# Exercise
The entries are to be returned exactly, with images left out.
___ Records provided
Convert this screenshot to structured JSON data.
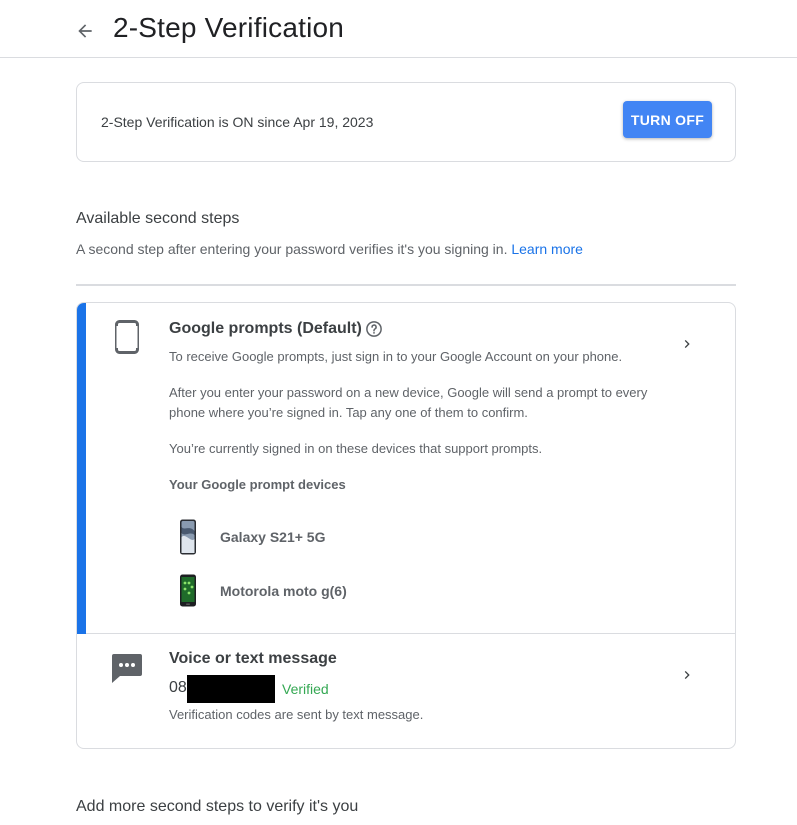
{
  "header": {
    "title": "2-Step Verification",
    "back_icon": "arrow-back-icon"
  },
  "status": {
    "text": "2-Step Verification is ON since Apr 19, 2023",
    "button_label": "TURN OFF",
    "button_color": "#4285f4"
  },
  "available": {
    "title": "Available second steps",
    "description": "A second step after entering your password verifies it's you signing in.",
    "learn_more": "Learn more"
  },
  "prompts": {
    "title": "Google prompts (Default)",
    "line1": "To receive Google prompts, just sign in to your Google Account on your phone.",
    "line2": "After you enter your password on a new device, Google will send a prompt to every phone where you’re signed in. Tap any one of them to confirm.",
    "line3": "You’re currently signed in on these devices that support prompts.",
    "devices_heading": "Your Google prompt devices",
    "devices": [
      {
        "name": "Galaxy S21+ 5G"
      },
      {
        "name": "Motorola moto g(6)"
      }
    ],
    "accent_color": "#1a73e8"
  },
  "sms": {
    "title": "Voice or text message",
    "phone_prefix": "08",
    "verified": "Verified",
    "description": "Verification codes are sent by text message.",
    "verified_color": "#34a853"
  },
  "more": {
    "title": "Add more second steps to verify it's you"
  }
}
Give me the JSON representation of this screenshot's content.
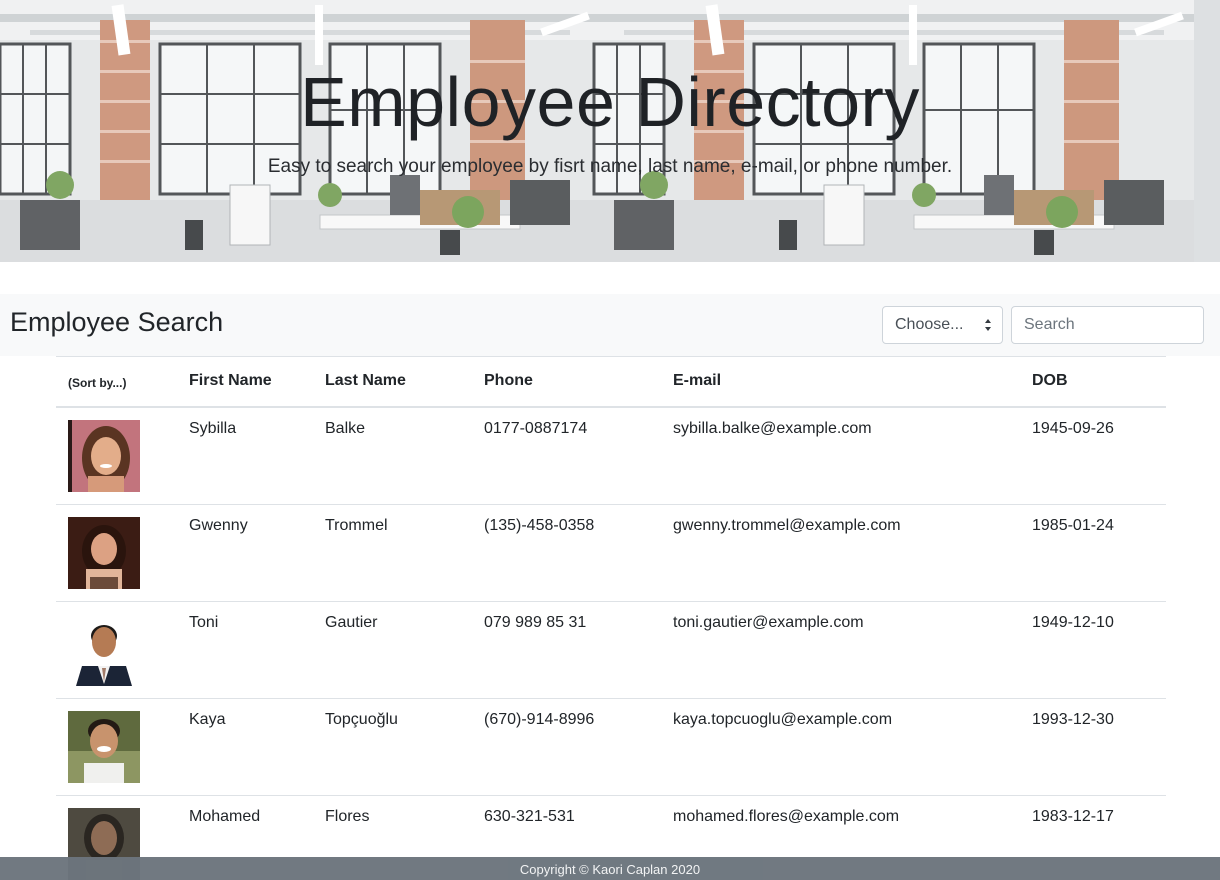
{
  "hero": {
    "title": "Employee Directory",
    "subtitle": "Easy to search your employee by fisrt name, last name, e-mail, or phone number."
  },
  "search": {
    "title": "Employee Search",
    "select_value": "Choose...",
    "placeholder": "Search"
  },
  "table": {
    "headers": {
      "sort": "(Sort by...)",
      "first": "First Name",
      "last": "Last Name",
      "phone": "Phone",
      "email": "E-mail",
      "dob": "DOB"
    },
    "rows": [
      {
        "first": "Sybilla",
        "last": "Balke",
        "phone": "0177-0887174",
        "email": "sybilla.balke@example.com",
        "dob": "1945-09-26"
      },
      {
        "first": "Gwenny",
        "last": "Trommel",
        "phone": "(135)-458-0358",
        "email": "gwenny.trommel@example.com",
        "dob": "1985-01-24"
      },
      {
        "first": "Toni",
        "last": "Gautier",
        "phone": "079 989 85 31",
        "email": "toni.gautier@example.com",
        "dob": "1949-12-10"
      },
      {
        "first": "Kaya",
        "last": "Topçuoğlu",
        "phone": "(670)-914-8996",
        "email": "kaya.topcuoglu@example.com",
        "dob": "1993-12-30"
      },
      {
        "first": "Mohamed",
        "last": "Flores",
        "phone": "630-321-531",
        "email": "mohamed.flores@example.com",
        "dob": "1983-12-17"
      }
    ]
  },
  "footer": {
    "text": "Copyright © Kaori Caplan 2020"
  },
  "colors": {
    "footer_bg": "#6c757d",
    "searchbar_bg": "#f8f9fa",
    "border": "#dee2e6"
  }
}
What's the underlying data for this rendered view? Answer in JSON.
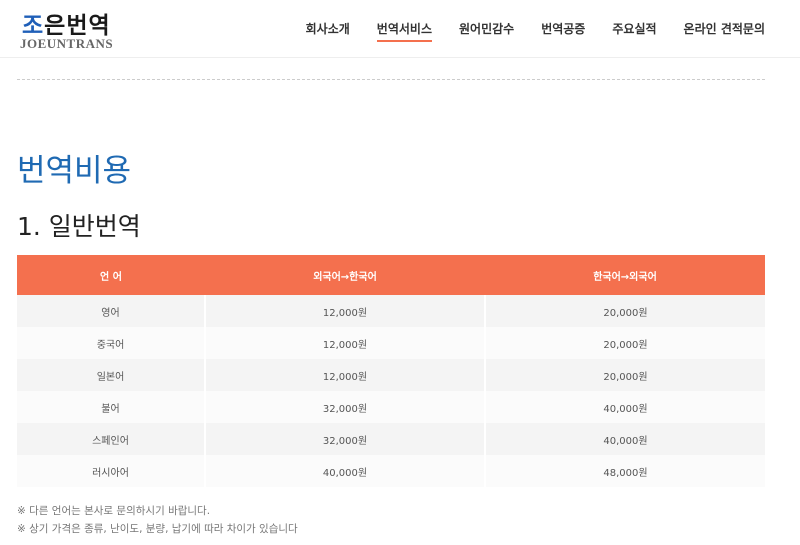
{
  "logo": {
    "first_char": "조",
    "rest": "은번역",
    "sub": "JOEUNTRANS"
  },
  "nav": {
    "items": [
      {
        "label": "회사소개",
        "active": false
      },
      {
        "label": "번역서비스",
        "active": true
      },
      {
        "label": "원어민감수",
        "active": false
      },
      {
        "label": "번역공증",
        "active": false
      },
      {
        "label": "주요실적",
        "active": false
      },
      {
        "label": "온라인 견적문의",
        "active": false
      }
    ]
  },
  "page": {
    "title": "번역비용",
    "section_title": "1. 일반번역"
  },
  "table": {
    "headers": [
      "언 어",
      "외국어→한국어",
      "한국어→외국어"
    ],
    "rows": [
      {
        "language": "영어",
        "to_korean": "12,000원",
        "from_korean": "20,000원"
      },
      {
        "language": "중국어",
        "to_korean": "12,000원",
        "from_korean": "20,000원"
      },
      {
        "language": "일본어",
        "to_korean": "12,000원",
        "from_korean": "20,000원"
      },
      {
        "language": "불어",
        "to_korean": "32,000원",
        "from_korean": "40,000원"
      },
      {
        "language": "스페인어",
        "to_korean": "32,000원",
        "from_korean": "40,000원"
      },
      {
        "language": "러시아어",
        "to_korean": "40,000원",
        "from_korean": "48,000원"
      }
    ]
  },
  "notes": [
    "※ 다른 언어는 본사로 문의하시기 바랍니다.",
    "※ 상기 가격은 종류, 난이도, 분량, 납기에 따라 차이가 있습니다"
  ],
  "colors": {
    "accent": "#f4704e",
    "title_blue": "#1f6ab3",
    "logo_blue": "#1f5fb8"
  }
}
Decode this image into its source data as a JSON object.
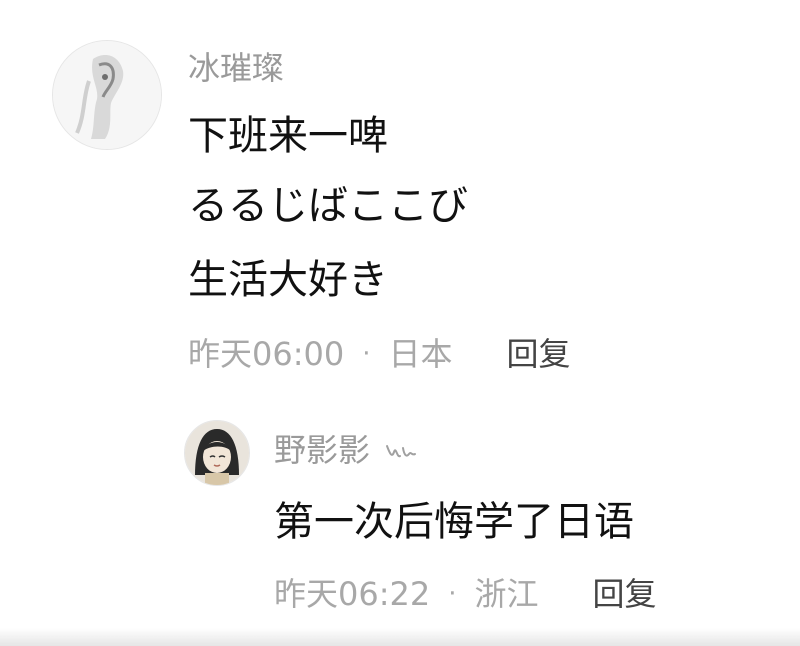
{
  "comments": [
    {
      "username": "冰璀璨",
      "lines": [
        "下班来一啤",
        "るるじばここび",
        "生活大好き"
      ],
      "time": "昨天06:00",
      "separator": "·",
      "location": "日本",
      "reply_label": "回复",
      "replies": [
        {
          "username": "野影影",
          "lines": [
            "第一次后悔学了日语"
          ],
          "time": "昨天06:22",
          "separator": "·",
          "location": "浙江",
          "reply_label": "回复"
        }
      ]
    }
  ]
}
______
# Output for this exercise
Convert this screenshot to structured JSON data.
{
  "header": {
    "title": "2-Step Verification",
    "back_icon": "arrow-back-icon"
  },
  "status": {
    "text": "2-Step Verification is ON since Apr 19, 2023",
    "button_label": "TURN OFF",
    "button_color": "#4285f4"
  },
  "available": {
    "title": "Available second steps",
    "description": "A second step after entering your password verifies it's you signing in.",
    "learn_more": "Learn more"
  },
  "prompts": {
    "title": "Google prompts (Default)",
    "line1": "To receive Google prompts, just sign in to your Google Account on your phone.",
    "line2": "After you enter your password on a new device, Google will send a prompt to every phone where you’re signed in. Tap any one of them to confirm.",
    "line3": "You’re currently signed in on these devices that support prompts.",
    "devices_heading": "Your Google prompt devices",
    "devices": [
      {
        "name": "Galaxy S21+ 5G"
      },
      {
        "name": "Motorola moto g(6)"
      }
    ],
    "accent_color": "#1a73e8"
  },
  "sms": {
    "title": "Voice or text message",
    "phone_prefix": "08",
    "verified": "Verified",
    "description": "Verification codes are sent by text message.",
    "verified_color": "#34a853"
  },
  "more": {
    "title": "Add more second steps to verify it's you"
  }
}
Give me the JSON representation of this screenshot's content.
{
  "hero": {
    "title": "Employee Directory",
    "subtitle": "Easy to search your employee by fisrt name, last name, e-mail, or phone number."
  },
  "search": {
    "title": "Employee Search",
    "select_value": "Choose...",
    "placeholder": "Search"
  },
  "table": {
    "headers": {
      "sort": "(Sort by...)",
      "first": "First Name",
      "last": "Last Name",
      "phone": "Phone",
      "email": "E-mail",
      "dob": "DOB"
    },
    "rows": [
      {
        "first": "Sybilla",
        "last": "Balke",
        "phone": "0177-0887174",
        "email": "sybilla.balke@example.com",
        "dob": "1945-09-26"
      },
      {
        "first": "Gwenny",
        "last": "Trommel",
        "phone": "(135)-458-0358",
        "email": "gwenny.trommel@example.com",
        "dob": "1985-01-24"
      },
      {
        "first": "Toni",
        "last": "Gautier",
        "phone": "079 989 85 31",
        "email": "toni.gautier@example.com",
        "dob": "1949-12-10"
      },
      {
        "first": "Kaya",
        "last": "Topçuoğlu",
        "phone": "(670)-914-8996",
        "email": "kaya.topcuoglu@example.com",
        "dob": "1993-12-30"
      },
      {
        "first": "Mohamed",
        "last": "Flores",
        "phone": "630-321-531",
        "email": "mohamed.flores@example.com",
        "dob": "1983-12-17"
      }
    ]
  },
  "footer": {
    "text": "Copyright © Kaori Caplan 2020"
  },
  "colors": {
    "footer_bg": "#6c757d",
    "searchbar_bg": "#f8f9fa",
    "border": "#dee2e6"
  }
}
What's the underlying data for this rendered view? Answer in JSON.
{
  "logo": {
    "first_char": "조",
    "rest": "은번역",
    "sub": "JOEUNTRANS"
  },
  "nav": {
    "items": [
      {
        "label": "회사소개",
        "active": false
      },
      {
        "label": "번역서비스",
        "active": true
      },
      {
        "label": "원어민감수",
        "active": false
      },
      {
        "label": "번역공증",
        "active": false
      },
      {
        "label": "주요실적",
        "active": false
      },
      {
        "label": "온라인 견적문의",
        "active": false
      }
    ]
  },
  "page": {
    "title": "번역비용",
    "section_title": "1. 일반번역"
  },
  "table": {
    "headers": [
      "언 어",
      "외국어→한국어",
      "한국어→외국어"
    ],
    "rows": [
      {
        "language": "영어",
        "to_korean": "12,000원",
        "from_korean": "20,000원"
      },
      {
        "language": "중국어",
        "to_korean": "12,000원",
        "from_korean": "20,000원"
      },
      {
        "language": "일본어",
        "to_korean": "12,000원",
        "from_korean": "20,000원"
      },
      {
        "language": "불어",
        "to_korean": "32,000원",
        "from_korean": "40,000원"
      },
      {
        "language": "스페인어",
        "to_korean": "32,000원",
        "from_korean": "40,000원"
      },
      {
        "language": "러시아어",
        "to_korean": "40,000원",
        "from_korean": "48,000원"
      }
    ]
  },
  "notes": [
    "※ 다른 언어는 본사로 문의하시기 바랍니다.",
    "※ 상기 가격은 종류, 난이도, 분량, 납기에 따라 차이가 있습니다"
  ],
  "colors": {
    "accent": "#f4704e",
    "title_blue": "#1f6ab3",
    "logo_blue": "#1f5fb8"
  }
}
Decode this image into its source data as a JSON object.
{
  "comments": [
    {
      "username": "冰璀璨",
      "lines": [
        "下班来一啤",
        "るるじばここび",
        "生活大好き"
      ],
      "time": "昨天06:00",
      "separator": "·",
      "location": "日本",
      "reply_label": "回复",
      "replies": [
        {
          "username": "野影影",
          "lines": [
            "第一次后悔学了日语"
          ],
          "time": "昨天06:22",
          "separator": "·",
          "location": "浙江",
          "reply_label": "回复"
        }
      ]
    }
  ]
}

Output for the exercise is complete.